• [WHAT TO WORK ON]:
Identify the lines that contain the string "entertainer" and copy all of them.
··· RECORDS TO PROCESS ···
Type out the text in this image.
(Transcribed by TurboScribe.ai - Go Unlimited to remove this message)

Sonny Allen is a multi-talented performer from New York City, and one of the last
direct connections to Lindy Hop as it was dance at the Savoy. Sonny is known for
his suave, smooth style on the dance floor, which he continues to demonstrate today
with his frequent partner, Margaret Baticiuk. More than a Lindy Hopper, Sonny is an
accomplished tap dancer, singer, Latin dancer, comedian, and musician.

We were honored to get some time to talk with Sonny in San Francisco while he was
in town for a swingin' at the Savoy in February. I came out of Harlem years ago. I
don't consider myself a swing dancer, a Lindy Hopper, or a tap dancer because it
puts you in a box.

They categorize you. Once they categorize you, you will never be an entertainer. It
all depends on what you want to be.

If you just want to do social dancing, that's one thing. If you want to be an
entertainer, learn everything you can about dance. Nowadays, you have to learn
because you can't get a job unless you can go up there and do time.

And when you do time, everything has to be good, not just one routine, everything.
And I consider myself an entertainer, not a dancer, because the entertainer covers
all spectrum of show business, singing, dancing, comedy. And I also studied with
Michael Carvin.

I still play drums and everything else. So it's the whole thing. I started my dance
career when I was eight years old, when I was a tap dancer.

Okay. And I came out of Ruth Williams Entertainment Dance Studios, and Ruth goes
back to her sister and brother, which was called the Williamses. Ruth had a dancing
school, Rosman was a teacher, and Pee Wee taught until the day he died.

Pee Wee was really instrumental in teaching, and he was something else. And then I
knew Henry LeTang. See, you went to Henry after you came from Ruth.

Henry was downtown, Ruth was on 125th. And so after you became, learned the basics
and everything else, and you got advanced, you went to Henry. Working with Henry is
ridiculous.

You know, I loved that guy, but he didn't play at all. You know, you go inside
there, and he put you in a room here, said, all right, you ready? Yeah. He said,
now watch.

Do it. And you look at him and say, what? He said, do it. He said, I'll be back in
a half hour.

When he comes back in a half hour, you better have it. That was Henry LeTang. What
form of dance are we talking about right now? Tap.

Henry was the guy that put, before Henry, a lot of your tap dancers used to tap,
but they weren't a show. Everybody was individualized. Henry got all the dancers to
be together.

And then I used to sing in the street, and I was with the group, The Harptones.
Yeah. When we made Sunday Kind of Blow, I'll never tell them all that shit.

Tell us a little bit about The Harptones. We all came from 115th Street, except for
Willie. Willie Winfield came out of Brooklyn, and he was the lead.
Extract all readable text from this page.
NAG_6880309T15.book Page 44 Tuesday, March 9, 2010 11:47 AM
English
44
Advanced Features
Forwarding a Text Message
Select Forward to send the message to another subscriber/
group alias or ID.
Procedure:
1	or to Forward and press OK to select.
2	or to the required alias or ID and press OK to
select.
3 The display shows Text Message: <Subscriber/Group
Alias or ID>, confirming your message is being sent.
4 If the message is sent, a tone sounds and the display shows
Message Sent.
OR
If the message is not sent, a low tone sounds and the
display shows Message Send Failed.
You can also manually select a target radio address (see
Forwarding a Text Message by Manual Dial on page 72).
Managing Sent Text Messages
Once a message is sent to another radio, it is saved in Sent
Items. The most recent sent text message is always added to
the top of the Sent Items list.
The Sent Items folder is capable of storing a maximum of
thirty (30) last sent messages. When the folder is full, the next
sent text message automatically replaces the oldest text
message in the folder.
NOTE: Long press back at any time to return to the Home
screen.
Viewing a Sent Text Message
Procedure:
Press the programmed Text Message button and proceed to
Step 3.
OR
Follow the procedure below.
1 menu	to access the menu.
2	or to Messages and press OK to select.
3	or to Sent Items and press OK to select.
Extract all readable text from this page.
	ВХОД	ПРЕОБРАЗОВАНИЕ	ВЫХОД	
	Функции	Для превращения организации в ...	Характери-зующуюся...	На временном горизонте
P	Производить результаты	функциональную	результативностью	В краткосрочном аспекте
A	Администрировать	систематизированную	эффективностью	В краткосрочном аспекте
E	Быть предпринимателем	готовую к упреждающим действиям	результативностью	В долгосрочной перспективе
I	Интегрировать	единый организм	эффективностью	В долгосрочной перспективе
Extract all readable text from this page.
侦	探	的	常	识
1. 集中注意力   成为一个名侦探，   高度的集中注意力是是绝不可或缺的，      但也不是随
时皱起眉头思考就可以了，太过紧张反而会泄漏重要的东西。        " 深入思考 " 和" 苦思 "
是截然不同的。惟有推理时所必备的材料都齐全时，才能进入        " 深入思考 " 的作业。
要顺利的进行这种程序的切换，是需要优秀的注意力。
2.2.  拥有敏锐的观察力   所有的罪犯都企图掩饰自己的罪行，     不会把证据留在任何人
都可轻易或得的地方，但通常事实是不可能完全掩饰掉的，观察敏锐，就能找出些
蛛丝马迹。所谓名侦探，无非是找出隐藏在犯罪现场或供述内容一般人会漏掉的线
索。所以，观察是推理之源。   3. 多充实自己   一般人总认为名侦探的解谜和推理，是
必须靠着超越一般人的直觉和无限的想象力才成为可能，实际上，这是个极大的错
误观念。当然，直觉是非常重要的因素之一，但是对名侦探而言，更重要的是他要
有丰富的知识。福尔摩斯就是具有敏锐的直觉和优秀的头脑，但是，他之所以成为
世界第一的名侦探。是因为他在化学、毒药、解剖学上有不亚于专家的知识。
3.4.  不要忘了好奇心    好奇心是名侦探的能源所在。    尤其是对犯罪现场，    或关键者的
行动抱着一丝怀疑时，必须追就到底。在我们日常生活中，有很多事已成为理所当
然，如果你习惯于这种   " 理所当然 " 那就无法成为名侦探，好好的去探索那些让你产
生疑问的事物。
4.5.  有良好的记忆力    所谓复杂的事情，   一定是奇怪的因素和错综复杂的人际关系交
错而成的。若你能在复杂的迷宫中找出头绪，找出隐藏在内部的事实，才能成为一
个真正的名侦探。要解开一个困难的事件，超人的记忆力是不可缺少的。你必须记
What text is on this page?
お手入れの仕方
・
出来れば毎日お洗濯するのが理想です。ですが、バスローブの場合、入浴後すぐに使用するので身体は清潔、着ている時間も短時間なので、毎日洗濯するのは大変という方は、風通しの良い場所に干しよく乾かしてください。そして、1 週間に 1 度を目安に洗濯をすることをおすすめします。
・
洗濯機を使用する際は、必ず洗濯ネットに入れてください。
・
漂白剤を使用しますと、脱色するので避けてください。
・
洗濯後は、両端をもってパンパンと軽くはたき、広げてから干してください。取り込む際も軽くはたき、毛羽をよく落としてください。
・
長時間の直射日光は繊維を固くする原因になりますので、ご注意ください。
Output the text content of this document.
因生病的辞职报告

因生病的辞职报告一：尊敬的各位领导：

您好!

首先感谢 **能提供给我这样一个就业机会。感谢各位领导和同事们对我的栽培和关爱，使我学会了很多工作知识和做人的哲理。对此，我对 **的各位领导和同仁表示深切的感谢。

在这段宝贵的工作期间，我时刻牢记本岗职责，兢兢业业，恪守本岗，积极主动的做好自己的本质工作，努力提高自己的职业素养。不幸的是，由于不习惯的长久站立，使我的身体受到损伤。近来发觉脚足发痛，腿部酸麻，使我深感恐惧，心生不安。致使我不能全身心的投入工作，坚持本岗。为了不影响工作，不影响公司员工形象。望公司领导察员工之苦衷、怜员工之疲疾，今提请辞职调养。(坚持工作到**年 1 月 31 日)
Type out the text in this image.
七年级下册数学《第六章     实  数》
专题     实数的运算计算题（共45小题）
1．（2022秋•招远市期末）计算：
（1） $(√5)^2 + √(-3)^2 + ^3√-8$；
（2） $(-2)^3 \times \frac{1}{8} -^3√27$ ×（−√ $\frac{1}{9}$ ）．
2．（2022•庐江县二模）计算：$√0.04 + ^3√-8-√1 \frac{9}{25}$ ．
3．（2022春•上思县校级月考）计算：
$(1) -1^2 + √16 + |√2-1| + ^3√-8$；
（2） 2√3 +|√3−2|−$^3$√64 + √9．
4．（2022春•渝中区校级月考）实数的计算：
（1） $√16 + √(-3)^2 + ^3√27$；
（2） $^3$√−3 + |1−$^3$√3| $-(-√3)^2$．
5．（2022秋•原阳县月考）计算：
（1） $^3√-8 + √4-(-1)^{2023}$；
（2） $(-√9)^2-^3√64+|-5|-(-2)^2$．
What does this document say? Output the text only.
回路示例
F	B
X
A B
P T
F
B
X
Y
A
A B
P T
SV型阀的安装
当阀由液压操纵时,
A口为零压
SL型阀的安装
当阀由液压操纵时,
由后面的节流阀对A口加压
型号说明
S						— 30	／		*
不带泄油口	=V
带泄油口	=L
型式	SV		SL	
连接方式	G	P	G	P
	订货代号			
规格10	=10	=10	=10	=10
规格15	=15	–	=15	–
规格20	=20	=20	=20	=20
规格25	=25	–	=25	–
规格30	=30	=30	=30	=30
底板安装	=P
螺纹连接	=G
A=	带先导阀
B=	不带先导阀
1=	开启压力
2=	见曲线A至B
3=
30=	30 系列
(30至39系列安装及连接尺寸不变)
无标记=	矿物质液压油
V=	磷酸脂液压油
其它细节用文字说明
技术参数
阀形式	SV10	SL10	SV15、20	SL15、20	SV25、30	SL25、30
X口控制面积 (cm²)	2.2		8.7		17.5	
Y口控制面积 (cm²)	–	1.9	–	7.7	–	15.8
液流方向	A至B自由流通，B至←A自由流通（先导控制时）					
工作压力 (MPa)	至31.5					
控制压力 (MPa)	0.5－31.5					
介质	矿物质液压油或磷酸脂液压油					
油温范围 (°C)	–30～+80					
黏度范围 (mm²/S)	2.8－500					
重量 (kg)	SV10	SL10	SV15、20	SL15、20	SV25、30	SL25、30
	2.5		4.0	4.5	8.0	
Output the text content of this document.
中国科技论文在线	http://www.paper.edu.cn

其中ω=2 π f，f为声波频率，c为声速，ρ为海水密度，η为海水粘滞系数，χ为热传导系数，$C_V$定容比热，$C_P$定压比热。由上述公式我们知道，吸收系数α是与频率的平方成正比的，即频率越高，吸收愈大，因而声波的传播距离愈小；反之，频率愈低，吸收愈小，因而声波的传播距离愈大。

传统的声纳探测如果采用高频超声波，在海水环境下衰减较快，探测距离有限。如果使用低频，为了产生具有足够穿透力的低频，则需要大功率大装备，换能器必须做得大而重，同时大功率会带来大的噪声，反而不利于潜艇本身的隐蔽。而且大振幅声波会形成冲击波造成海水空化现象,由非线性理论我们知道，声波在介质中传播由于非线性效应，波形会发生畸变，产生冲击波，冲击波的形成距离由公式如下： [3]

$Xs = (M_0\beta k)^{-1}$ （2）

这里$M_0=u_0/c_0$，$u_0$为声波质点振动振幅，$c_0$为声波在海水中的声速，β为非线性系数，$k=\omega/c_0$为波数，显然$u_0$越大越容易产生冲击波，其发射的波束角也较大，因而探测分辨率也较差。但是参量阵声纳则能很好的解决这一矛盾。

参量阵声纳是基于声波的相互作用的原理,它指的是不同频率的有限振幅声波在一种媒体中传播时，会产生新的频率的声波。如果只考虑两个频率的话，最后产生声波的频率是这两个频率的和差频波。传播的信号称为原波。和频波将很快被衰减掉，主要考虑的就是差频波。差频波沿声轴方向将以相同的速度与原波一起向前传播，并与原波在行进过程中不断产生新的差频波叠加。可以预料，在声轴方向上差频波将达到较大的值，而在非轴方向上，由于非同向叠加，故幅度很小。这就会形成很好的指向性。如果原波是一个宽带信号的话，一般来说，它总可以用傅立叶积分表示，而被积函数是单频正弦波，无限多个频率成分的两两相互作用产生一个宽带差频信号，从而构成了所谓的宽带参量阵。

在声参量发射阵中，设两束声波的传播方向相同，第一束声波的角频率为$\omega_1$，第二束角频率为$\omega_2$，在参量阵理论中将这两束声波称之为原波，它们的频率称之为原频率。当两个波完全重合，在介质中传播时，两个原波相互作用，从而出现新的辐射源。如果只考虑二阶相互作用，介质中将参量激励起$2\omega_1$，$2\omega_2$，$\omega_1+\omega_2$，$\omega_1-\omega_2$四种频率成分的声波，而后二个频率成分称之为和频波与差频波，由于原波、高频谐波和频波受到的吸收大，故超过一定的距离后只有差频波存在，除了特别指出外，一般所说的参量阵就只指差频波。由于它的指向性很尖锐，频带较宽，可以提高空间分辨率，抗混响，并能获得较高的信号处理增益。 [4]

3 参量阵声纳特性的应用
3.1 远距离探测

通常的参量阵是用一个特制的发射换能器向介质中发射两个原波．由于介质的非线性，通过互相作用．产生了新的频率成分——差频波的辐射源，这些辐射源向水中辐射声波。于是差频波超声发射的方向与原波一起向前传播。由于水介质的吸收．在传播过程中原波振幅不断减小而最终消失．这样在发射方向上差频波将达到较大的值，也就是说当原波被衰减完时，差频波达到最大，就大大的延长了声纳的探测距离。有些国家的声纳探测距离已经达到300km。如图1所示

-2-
···
• [EXERCISE ANSWER]:
They categorize you. Once they categorize you, you will never be an entertainer. It
entertainer, learn everything you can about dance. Nowadays, you have to learn
And I consider myself an entertainer, not a dancer, because the entertainer covers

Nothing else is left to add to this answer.